**What the task asks**
Please copy the data below word for word, leaving out the pictures.

Page element annotations
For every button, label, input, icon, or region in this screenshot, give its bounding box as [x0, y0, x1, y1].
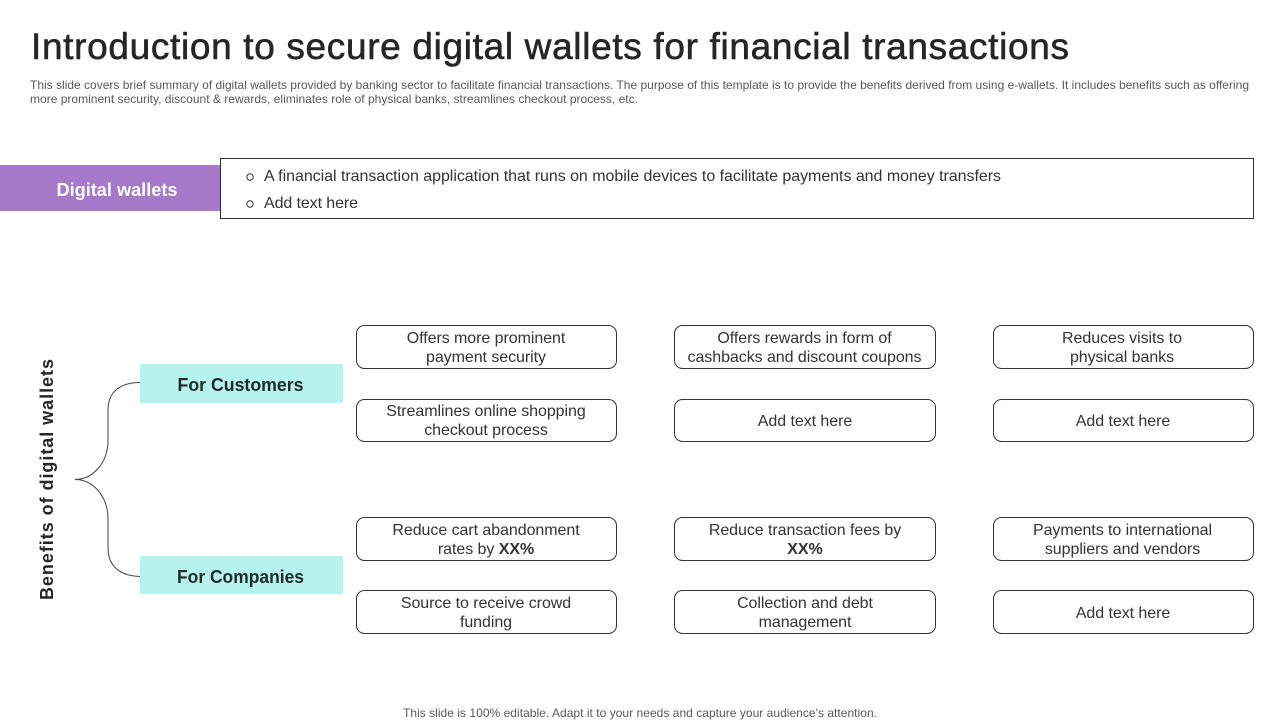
box: company placeholder: Add text here [1076, 605, 1170, 622]
category: for customers: For Customers [178, 375, 304, 395]
box: customer placeholder 2: Add text here [1076, 413, 1170, 430]
box: international payments: suppliers and vendors [1045, 541, 1200, 558]
box: international payments: Payments to international [1033, 522, 1212, 539]
box: company placeholder [994, 590, 1254, 634]
category: for companies: For Companies [177, 567, 304, 587]
box: reduced bank visits: Reduces visits to [1062, 330, 1182, 347]
intro text block: more prominent security, discount & rewards, eliminates role of physical banks, streamlines checkout process, etc. [30, 92, 638, 106]
box: debt management [674, 590, 936, 634]
intro text block: This slide covers brief summary of digital wallets provided by banking sector to facilitate financial transactions. The purpose of this template is to provide the benefits derived from using e-wallets. It includes benefits such as offering [30, 78, 1249, 92]
panel: digital wallets label [0, 165, 220, 211]
box: customer placeholder 1 [674, 400, 936, 442]
panel: digital wallets description: A financial transaction application that runs on mobile devices to facilitate payments and money transfers [264, 168, 1001, 185]
box: crowd funding: funding [460, 614, 512, 631]
box: payment security: payment security [426, 349, 546, 366]
box: checkout: Streamlines online shopping [386, 403, 586, 420]
vertical heading: benefits of digital wallets: Benefits of digital wallets [37, 359, 57, 600]
category: for companies [140, 556, 343, 594]
intro text block [30, 78, 1249, 106]
box: transaction fees: XX% [787, 541, 823, 558]
box: checkout [356, 400, 616, 442]
box: international payments [994, 518, 1254, 560]
box: transaction fees [674, 518, 936, 560]
title: Introduction to secure digital wallets for financial transactions [31, 26, 1069, 67]
panel: digital wallets label: Digital wallets [56, 180, 178, 200]
box: reduced bank visits [994, 326, 1254, 368]
box: cart abandonment: Reduce cart abandonment [392, 522, 580, 539]
box: rewards: cashbacks and discount coupons [688, 349, 922, 366]
box: rewards [674, 326, 936, 368]
panel: digital wallets description: Add text here [264, 195, 358, 212]
box: payment security: Offers more prominent [407, 330, 566, 347]
box: debt management: management [759, 614, 852, 631]
panel: digital wallets description [220, 158, 1254, 218]
category: for customers [140, 364, 343, 403]
box: crowd funding: Source to receive crowd [401, 595, 571, 612]
box: cart abandonment [356, 518, 616, 560]
box: crowd funding [356, 590, 616, 634]
box: customer placeholder 2 [994, 400, 1254, 442]
box: customer placeholder 1: Add text here [758, 413, 852, 430]
box: cart abandonment: rates by XX% [438, 541, 534, 558]
box: payment security [356, 326, 616, 368]
box: debt management: Collection and debt [737, 595, 874, 612]
footer note: This slide is 100% editable. Adapt it to your needs and capture your audience's attention. [403, 706, 877, 720]
bracket connector [75, 382, 140, 576]
box: transaction fees: Reduce transaction fees by [709, 522, 901, 539]
box: reduced bank visits: physical banks [1070, 349, 1174, 366]
box: rewards: Offers rewards in form of [717, 330, 892, 347]
box: checkout: checkout process [424, 422, 548, 439]
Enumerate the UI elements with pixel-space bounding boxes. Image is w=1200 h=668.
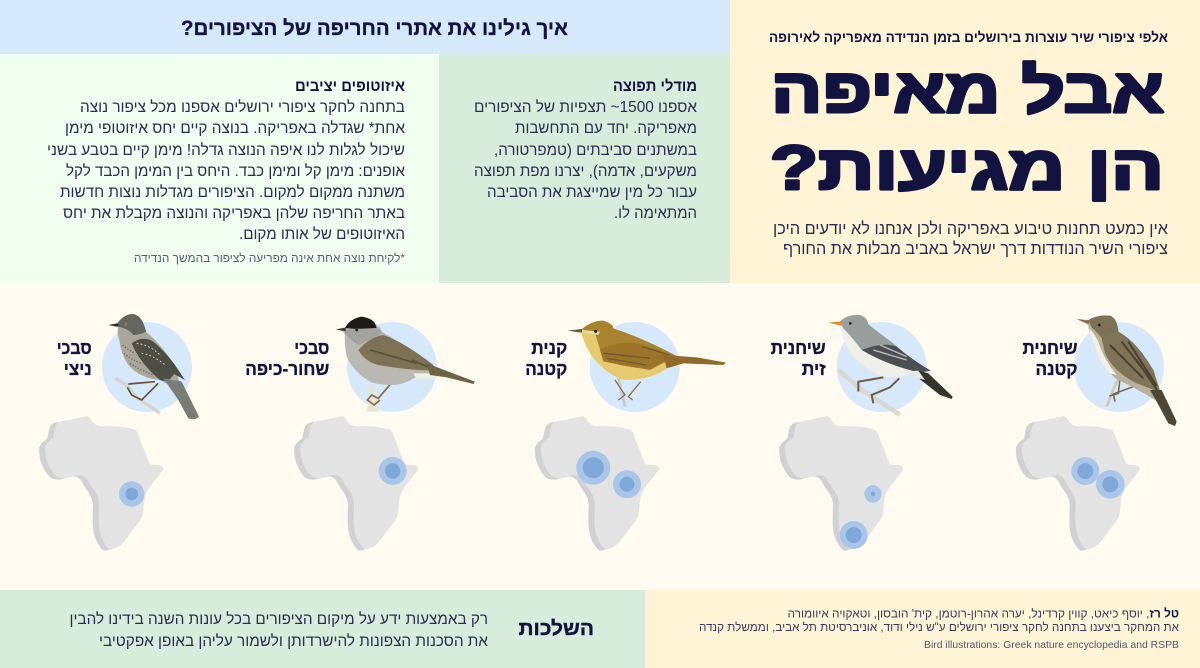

**Answer**
For every button, label, input, icon, or region in this screenshot, give its bounding box as [x0, y0, x1, y1].
box: company placeholder: Add text here [1076, 605, 1170, 622]
category: for customers: For Customers [178, 375, 304, 395]
box: customer placeholder 2: Add text here [1076, 413, 1170, 430]
box: international payments: suppliers and vendors [1045, 541, 1200, 558]
box: international payments: Payments to international [1033, 522, 1212, 539]
box: company placeholder [994, 590, 1254, 634]
category: for companies: For Companies [177, 567, 304, 587]
box: reduced bank visits: Reduces visits to [1062, 330, 1182, 347]
intro text block: more prominent security, discount & rewards, eliminates role of physical banks, streamlines checkout process, etc. [30, 92, 638, 106]
box: debt management [674, 590, 936, 634]
intro text block: This slide covers brief summary of digital wallets provided by banking sector to facilitate financial transactions. The purpose of this template is to provide the benefits derived from using e-wallets. It includes benefits such as offering [30, 78, 1249, 92]
panel: digital wallets label [0, 165, 220, 211]
box: customer placeholder 1 [674, 400, 936, 442]
panel: digital wallets description: A financial transaction application that runs on mobile devices to facilitate payments and money transfers [264, 168, 1001, 185]
box: crowd funding: funding [460, 614, 512, 631]
box: payment security: payment security [426, 349, 546, 366]
box: checkout: Streamlines online shopping [386, 403, 586, 420]
vertical heading: benefits of digital wallets: Benefits of digital wallets [37, 359, 57, 600]
category: for companies [140, 556, 343, 594]
intro text block [30, 78, 1249, 106]
box: transaction fees: XX% [787, 541, 823, 558]
box: checkout [356, 400, 616, 442]
box: international payments [994, 518, 1254, 560]
box: transaction fees [674, 518, 936, 560]
title: Introduction to secure digital wallets for financial transactions [31, 26, 1069, 67]
panel: digital wallets label: Digital wallets [56, 180, 178, 200]
box: reduced bank visits [994, 326, 1254, 368]
box: cart abandonment: Reduce cart abandonment [392, 522, 580, 539]
box: rewards: cashbacks and discount coupons [688, 349, 922, 366]
box: rewards [674, 326, 936, 368]
panel: digital wallets description: Add text here [264, 195, 358, 212]
box: payment security: Offers more prominent [407, 330, 566, 347]
box: debt management: management [759, 614, 852, 631]
panel: digital wallets description [220, 158, 1254, 218]
category: for customers [140, 364, 343, 403]
box: crowd funding: Source to receive crowd [401, 595, 571, 612]
box: cart abandonment [356, 518, 616, 560]
box: crowd funding [356, 590, 616, 634]
box: customer placeholder 2 [994, 400, 1254, 442]
box: customer placeholder 1: Add text here [758, 413, 852, 430]
box: cart abandonment: rates by XX% [438, 541, 534, 558]
box: payment security [356, 326, 616, 368]
box: debt management: Collection and debt [737, 595, 874, 612]
footer note: This slide is 100% editable. Adapt it to your needs and capture your audience's attention. [403, 706, 877, 720]
bracket connector [75, 382, 140, 576]
box: transaction fees: Reduce transaction fees by [709, 522, 901, 539]
box: reduced bank visits: physical banks [1070, 349, 1174, 366]
box: rewards: Offers rewards in form of [717, 330, 892, 347]
box: checkout: checkout process [424, 422, 548, 439]
Enumerate the UI elements with pixel-space bounding boxes. Image is w=1200 h=668.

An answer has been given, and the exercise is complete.